▶ _DATA RECORDS_:

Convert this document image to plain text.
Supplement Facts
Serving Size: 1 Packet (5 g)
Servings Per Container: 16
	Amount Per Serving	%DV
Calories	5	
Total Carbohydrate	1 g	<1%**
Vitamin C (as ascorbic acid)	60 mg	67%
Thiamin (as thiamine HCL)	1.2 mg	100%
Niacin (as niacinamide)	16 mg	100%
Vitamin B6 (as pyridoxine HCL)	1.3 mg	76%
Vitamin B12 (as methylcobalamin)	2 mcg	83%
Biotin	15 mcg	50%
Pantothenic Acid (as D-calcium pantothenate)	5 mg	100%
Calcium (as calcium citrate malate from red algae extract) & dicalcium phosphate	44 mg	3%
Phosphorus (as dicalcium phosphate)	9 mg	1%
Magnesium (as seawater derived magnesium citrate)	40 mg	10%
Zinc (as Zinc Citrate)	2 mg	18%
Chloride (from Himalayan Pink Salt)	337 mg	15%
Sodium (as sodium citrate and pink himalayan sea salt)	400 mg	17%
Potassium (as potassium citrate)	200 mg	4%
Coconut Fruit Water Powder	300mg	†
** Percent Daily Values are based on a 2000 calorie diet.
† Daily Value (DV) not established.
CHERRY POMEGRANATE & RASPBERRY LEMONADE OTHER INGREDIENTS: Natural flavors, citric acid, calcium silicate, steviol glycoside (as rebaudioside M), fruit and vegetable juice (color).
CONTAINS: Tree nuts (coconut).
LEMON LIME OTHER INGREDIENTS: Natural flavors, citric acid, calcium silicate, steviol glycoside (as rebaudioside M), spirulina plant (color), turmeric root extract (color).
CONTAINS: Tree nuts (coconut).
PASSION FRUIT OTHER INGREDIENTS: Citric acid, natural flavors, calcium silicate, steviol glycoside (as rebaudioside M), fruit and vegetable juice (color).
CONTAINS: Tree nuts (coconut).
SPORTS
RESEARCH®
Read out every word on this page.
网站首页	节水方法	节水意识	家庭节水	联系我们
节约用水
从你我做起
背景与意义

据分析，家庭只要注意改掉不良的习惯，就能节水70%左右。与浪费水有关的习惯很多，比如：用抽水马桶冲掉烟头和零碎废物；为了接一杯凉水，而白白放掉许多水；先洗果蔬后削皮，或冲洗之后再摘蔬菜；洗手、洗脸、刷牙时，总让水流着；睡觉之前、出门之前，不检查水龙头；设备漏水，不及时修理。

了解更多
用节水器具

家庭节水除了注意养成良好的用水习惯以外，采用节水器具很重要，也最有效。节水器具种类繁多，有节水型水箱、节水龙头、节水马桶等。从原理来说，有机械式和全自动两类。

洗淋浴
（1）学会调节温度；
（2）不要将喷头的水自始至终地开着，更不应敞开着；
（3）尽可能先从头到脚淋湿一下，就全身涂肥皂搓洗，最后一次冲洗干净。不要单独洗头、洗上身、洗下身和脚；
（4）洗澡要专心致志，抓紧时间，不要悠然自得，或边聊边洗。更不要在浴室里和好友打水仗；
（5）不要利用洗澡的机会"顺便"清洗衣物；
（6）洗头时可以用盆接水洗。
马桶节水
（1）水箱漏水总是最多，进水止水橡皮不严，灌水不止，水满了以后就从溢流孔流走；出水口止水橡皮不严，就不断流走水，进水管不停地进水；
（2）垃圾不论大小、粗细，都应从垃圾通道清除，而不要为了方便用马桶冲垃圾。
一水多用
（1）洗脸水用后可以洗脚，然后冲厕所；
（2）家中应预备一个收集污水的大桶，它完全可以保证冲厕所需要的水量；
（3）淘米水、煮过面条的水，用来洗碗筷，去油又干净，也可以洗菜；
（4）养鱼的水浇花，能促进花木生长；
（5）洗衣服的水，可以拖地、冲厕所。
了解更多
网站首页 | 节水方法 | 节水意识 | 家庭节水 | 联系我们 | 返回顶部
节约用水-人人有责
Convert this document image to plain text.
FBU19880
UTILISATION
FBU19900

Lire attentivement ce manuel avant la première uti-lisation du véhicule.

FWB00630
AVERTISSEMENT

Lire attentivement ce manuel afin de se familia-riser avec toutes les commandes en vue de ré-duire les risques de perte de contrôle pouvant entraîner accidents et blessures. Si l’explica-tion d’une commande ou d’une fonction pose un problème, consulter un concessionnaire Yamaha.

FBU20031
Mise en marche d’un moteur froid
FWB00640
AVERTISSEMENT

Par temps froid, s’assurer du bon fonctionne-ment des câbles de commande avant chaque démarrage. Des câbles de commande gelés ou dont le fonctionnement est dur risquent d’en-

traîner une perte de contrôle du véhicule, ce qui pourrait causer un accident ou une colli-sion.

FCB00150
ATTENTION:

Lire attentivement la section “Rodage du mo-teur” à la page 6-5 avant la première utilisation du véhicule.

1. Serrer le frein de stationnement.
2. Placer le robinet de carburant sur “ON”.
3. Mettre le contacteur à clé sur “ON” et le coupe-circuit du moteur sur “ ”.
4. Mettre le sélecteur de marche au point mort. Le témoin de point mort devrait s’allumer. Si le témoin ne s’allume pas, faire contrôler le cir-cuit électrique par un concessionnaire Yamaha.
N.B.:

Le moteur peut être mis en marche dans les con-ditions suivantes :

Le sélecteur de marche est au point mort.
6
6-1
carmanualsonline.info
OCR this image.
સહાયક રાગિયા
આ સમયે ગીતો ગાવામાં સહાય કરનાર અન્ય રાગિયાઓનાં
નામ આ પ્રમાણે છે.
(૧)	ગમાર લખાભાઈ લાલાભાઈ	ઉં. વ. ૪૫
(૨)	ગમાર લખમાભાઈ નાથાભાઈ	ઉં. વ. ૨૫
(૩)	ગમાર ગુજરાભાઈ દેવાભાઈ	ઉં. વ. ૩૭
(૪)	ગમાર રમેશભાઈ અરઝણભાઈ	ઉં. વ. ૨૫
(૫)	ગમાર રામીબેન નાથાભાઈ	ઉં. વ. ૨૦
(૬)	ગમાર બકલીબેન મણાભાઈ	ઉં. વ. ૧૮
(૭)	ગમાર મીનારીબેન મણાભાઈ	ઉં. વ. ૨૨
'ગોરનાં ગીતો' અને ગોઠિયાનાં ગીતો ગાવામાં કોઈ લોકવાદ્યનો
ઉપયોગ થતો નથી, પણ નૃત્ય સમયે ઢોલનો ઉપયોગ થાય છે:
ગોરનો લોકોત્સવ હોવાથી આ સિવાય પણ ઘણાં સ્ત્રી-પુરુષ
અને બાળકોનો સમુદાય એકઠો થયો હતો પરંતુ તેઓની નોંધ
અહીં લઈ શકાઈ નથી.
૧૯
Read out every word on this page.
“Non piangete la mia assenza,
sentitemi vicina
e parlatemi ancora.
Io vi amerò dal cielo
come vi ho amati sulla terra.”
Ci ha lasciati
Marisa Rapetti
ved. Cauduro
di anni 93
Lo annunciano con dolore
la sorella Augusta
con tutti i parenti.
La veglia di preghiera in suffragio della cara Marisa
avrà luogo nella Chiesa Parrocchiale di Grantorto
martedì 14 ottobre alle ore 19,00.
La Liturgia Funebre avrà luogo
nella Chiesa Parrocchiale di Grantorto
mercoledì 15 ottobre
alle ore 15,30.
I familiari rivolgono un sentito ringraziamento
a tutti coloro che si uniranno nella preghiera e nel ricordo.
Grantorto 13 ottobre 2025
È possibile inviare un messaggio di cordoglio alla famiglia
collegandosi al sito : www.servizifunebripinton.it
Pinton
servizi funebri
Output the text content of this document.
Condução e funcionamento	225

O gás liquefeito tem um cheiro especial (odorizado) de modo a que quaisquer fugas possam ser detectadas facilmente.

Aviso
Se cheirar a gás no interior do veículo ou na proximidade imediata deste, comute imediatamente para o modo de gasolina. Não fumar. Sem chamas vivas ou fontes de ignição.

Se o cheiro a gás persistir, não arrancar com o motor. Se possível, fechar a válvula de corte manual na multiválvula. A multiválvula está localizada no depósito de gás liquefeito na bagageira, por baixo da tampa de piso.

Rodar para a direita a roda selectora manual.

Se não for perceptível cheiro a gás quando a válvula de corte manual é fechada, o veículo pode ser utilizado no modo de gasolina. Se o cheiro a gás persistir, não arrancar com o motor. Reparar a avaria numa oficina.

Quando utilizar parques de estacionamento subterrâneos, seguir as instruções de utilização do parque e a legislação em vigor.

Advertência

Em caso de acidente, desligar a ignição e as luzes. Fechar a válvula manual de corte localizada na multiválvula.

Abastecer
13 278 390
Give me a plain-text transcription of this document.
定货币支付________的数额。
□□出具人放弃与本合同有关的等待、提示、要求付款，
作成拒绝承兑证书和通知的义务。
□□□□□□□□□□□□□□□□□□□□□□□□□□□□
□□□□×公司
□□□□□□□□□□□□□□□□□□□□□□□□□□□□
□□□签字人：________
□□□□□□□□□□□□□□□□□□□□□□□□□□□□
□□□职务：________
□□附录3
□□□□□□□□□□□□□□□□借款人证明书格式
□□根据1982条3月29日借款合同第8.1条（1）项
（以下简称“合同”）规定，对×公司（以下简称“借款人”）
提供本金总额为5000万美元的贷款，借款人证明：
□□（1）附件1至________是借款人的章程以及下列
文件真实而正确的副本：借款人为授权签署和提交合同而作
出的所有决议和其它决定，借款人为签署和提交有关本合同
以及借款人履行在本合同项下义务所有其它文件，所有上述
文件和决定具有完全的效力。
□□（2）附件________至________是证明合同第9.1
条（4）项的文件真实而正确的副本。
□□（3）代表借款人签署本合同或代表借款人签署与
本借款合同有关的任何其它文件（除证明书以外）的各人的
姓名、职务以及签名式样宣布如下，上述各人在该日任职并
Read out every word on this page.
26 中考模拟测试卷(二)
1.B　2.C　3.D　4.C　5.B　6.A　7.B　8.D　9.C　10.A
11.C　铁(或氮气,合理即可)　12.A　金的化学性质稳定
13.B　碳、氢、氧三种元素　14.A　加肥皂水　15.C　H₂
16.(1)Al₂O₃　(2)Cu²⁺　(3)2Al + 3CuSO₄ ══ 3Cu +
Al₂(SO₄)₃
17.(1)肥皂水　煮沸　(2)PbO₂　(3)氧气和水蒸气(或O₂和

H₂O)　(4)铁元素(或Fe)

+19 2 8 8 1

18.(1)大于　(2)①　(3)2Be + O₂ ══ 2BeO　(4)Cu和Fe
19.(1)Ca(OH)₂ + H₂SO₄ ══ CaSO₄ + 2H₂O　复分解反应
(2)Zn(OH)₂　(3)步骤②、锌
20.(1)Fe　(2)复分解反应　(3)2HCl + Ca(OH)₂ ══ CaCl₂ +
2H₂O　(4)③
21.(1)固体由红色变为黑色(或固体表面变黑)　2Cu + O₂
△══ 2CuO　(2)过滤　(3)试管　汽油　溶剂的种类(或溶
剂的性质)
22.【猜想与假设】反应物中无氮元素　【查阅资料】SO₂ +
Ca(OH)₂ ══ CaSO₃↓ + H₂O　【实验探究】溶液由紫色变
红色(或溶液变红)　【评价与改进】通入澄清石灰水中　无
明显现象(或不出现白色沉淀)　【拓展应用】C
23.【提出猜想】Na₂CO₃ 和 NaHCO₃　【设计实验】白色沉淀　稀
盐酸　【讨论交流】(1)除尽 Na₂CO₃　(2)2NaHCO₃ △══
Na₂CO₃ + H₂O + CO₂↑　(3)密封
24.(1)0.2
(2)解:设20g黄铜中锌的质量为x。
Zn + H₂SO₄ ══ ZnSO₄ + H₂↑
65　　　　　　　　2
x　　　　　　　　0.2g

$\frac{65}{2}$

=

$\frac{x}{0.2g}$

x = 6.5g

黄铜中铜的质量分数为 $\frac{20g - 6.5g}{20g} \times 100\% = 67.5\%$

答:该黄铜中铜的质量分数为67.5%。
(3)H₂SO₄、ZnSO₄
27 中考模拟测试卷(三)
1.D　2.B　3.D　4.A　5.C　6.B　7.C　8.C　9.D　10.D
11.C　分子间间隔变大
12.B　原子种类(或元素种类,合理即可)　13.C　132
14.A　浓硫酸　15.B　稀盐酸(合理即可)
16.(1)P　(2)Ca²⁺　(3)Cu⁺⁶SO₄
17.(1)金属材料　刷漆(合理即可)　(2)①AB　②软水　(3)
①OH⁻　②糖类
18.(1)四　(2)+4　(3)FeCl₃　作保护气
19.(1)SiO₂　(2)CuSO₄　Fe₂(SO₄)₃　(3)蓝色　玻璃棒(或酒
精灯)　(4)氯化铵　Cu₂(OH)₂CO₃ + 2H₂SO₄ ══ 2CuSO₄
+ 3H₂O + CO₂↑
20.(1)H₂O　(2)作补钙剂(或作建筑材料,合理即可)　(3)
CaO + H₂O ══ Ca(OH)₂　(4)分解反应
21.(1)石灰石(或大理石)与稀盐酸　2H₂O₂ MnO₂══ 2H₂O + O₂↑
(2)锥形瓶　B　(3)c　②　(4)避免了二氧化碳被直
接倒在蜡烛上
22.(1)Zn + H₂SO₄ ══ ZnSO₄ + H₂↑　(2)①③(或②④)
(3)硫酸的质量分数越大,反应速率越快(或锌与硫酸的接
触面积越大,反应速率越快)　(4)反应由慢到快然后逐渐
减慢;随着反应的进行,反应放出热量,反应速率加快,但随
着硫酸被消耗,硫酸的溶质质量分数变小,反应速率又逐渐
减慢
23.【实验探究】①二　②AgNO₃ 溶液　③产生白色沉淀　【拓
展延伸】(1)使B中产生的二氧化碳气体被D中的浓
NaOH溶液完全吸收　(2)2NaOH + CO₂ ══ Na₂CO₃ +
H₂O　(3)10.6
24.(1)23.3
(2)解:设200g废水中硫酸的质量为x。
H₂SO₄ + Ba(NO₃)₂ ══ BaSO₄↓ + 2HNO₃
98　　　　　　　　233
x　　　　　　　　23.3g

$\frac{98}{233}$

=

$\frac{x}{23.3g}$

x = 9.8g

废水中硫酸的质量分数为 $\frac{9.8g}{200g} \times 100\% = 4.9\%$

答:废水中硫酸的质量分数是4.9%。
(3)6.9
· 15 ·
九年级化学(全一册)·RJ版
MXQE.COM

▶ _DIRECTIONS_: Using the listing above, locate the lines that hold "moteur" and copy each one.

▶ _EXERCISE RESPONSE_:
Mise en marche d’un moteur froid
3. Mettre le contacteur à clé sur “ON” et le coupe-circuit du moteur sur “ ”.
Le moteur peut être mis en marche dans les con-ditions suivantes :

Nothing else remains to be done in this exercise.